==== Material provided

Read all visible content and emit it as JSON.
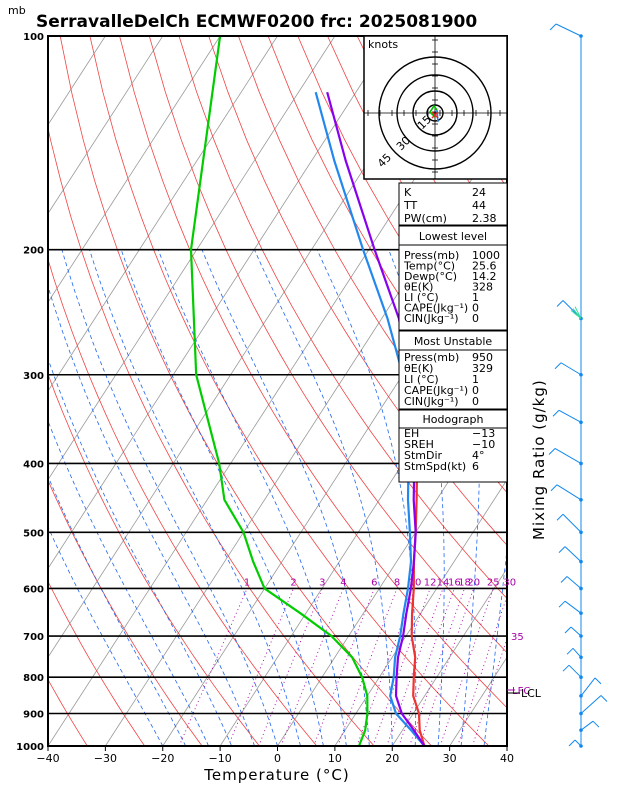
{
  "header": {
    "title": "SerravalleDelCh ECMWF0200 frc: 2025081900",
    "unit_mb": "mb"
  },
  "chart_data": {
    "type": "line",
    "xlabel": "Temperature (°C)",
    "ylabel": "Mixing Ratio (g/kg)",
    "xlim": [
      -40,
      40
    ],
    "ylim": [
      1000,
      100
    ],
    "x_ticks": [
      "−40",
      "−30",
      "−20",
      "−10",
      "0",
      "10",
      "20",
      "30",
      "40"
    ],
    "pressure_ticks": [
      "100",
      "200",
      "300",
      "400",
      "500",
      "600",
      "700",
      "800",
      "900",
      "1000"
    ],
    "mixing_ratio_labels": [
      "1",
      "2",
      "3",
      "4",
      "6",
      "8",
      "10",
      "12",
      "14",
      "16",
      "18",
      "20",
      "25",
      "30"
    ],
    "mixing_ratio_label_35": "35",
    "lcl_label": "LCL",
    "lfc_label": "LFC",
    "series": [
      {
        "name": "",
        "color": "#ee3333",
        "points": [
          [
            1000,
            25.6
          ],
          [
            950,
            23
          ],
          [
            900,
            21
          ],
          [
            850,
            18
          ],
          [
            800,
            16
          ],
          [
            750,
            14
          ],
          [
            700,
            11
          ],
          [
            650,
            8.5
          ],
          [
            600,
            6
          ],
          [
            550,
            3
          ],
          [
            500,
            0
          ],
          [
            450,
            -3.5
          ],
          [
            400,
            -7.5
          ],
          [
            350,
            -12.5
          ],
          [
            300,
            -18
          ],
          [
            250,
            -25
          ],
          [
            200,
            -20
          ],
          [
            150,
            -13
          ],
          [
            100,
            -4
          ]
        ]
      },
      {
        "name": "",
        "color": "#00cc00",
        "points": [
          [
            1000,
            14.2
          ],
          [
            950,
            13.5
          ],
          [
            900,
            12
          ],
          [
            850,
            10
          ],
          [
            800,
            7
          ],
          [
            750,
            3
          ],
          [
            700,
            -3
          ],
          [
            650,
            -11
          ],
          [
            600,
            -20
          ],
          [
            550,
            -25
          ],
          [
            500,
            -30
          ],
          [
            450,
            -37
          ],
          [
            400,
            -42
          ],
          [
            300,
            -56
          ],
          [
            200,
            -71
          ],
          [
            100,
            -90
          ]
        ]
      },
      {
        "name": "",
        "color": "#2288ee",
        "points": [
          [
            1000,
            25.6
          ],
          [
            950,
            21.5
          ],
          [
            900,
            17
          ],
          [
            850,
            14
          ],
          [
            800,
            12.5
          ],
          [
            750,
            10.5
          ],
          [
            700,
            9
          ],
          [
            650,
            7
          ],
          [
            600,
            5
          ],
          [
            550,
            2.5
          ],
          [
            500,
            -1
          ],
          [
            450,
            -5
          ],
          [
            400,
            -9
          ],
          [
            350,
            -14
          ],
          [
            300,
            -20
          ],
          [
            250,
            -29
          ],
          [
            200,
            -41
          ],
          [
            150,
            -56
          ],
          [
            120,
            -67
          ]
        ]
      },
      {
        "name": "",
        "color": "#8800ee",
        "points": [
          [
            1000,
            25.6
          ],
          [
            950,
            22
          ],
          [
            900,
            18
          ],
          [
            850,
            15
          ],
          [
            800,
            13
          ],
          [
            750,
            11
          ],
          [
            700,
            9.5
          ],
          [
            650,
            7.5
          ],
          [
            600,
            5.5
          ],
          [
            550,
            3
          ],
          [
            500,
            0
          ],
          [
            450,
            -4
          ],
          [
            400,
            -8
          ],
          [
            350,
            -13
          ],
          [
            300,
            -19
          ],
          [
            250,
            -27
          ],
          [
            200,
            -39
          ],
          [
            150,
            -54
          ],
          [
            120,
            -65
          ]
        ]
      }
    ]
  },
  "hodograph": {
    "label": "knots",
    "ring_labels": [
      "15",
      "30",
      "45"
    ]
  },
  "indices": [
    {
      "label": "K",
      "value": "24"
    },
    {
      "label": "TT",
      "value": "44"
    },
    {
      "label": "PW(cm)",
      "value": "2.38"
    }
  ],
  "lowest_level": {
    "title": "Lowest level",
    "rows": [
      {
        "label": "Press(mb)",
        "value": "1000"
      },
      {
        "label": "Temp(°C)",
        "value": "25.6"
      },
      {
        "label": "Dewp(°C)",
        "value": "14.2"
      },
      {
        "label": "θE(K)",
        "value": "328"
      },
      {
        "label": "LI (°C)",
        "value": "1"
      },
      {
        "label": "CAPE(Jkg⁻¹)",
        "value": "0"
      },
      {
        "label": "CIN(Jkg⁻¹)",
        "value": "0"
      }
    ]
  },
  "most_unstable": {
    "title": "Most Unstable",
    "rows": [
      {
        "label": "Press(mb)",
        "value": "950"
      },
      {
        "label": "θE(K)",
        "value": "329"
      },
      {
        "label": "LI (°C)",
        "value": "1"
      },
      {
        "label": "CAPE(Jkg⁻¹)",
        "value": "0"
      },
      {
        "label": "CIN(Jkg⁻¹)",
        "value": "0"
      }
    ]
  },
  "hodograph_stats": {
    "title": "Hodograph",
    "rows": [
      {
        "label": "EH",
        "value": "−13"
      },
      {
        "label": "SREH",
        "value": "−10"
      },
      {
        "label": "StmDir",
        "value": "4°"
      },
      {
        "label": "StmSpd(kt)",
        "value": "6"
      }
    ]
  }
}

========

**To be done**
Show every line in the records above that contains the word "title".

**Response to the task**
    "title": "SerravalleDelCh ECMWF0200 frc: 2025081900",
    "title": "Lowest level",
    "title": "Most Unstable",
    "title": "Hodograph",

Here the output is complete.